— BEGIN Material for this task —

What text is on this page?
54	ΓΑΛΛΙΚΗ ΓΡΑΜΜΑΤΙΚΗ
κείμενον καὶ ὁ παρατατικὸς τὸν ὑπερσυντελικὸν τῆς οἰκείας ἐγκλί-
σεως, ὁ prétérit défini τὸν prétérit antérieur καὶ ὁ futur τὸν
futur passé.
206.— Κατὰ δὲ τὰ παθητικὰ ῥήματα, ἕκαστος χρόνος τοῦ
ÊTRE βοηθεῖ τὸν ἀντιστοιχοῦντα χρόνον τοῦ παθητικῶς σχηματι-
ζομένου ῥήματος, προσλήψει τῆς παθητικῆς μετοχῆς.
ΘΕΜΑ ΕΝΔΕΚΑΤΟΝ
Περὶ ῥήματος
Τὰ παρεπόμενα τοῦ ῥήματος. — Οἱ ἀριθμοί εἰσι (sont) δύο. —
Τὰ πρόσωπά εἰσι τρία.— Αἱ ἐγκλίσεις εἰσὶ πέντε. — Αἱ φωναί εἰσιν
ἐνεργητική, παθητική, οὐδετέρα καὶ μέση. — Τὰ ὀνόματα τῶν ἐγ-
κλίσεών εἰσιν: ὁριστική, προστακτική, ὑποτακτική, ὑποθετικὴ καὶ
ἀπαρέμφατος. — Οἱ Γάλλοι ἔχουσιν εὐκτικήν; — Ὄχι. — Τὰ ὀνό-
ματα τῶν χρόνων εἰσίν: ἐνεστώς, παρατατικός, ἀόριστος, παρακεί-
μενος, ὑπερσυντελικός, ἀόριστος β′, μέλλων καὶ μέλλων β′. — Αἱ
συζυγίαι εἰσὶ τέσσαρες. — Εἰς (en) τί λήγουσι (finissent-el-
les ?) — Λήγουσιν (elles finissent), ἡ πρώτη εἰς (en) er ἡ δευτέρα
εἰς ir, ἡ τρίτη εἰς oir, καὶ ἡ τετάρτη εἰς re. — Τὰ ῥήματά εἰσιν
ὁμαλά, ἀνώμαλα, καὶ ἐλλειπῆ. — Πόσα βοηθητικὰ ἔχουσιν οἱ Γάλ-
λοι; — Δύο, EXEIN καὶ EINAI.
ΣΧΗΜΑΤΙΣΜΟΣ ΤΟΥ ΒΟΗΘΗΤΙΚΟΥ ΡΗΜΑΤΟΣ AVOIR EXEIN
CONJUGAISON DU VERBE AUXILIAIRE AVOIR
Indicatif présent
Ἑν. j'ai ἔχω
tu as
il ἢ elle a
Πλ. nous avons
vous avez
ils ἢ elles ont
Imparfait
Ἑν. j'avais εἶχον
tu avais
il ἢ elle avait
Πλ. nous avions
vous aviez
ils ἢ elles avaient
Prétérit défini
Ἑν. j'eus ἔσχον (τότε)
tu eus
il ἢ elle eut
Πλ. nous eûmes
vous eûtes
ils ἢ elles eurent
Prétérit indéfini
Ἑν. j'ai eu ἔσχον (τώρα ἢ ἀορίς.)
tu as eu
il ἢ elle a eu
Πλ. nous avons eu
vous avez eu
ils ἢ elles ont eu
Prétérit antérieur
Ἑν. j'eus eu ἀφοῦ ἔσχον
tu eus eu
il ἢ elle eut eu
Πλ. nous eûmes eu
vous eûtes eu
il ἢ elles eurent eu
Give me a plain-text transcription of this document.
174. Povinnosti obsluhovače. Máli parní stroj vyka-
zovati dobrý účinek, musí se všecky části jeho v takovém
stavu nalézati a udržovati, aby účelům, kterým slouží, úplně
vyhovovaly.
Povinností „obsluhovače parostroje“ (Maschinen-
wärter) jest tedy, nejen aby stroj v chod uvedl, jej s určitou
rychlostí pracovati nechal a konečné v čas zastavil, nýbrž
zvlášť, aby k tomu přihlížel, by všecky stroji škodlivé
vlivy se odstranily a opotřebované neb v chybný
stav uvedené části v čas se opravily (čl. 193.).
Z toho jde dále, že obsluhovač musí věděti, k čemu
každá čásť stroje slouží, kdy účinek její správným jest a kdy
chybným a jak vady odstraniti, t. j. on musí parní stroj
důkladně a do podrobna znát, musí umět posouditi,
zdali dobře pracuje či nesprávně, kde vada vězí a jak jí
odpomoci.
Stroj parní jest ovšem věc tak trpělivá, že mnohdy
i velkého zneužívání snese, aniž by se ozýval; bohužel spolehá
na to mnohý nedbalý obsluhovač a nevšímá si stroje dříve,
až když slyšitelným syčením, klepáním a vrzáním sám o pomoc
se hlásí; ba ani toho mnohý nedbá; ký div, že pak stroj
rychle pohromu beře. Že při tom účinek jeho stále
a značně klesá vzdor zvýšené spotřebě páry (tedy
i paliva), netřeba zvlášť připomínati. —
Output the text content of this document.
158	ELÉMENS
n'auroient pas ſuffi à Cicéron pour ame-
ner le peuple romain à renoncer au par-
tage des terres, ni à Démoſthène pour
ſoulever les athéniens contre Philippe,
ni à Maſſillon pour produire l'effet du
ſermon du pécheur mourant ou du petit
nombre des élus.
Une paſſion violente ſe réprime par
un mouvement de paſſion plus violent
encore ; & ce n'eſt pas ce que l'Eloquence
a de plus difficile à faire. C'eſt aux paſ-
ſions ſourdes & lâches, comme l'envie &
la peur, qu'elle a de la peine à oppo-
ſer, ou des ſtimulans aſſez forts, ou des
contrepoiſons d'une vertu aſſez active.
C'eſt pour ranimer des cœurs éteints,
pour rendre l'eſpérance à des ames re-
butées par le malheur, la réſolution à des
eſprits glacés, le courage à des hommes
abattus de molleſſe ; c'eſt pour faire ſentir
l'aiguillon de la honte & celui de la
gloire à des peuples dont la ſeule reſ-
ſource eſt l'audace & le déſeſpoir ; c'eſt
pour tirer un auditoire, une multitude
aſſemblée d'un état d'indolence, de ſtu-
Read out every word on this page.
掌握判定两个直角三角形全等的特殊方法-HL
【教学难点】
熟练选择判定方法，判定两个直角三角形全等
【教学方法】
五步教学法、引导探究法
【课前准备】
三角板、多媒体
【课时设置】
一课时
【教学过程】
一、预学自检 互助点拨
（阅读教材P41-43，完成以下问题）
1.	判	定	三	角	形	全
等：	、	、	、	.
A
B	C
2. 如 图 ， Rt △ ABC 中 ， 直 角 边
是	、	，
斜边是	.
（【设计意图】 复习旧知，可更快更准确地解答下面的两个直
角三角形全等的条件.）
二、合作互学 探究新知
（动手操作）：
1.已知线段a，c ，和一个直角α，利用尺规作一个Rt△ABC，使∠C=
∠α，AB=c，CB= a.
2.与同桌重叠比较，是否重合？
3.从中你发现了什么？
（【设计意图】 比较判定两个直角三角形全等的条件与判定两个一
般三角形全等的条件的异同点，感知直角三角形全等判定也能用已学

— END Material for this task —

◆ Task prompt
List every line from the entries above in which "všecky" appears.

◆ Answer below
zovati dobrý účinek, musí se všecky části jeho v takovém
zvlášť, aby k tomu přihlížel, by všecky stroji škodlivé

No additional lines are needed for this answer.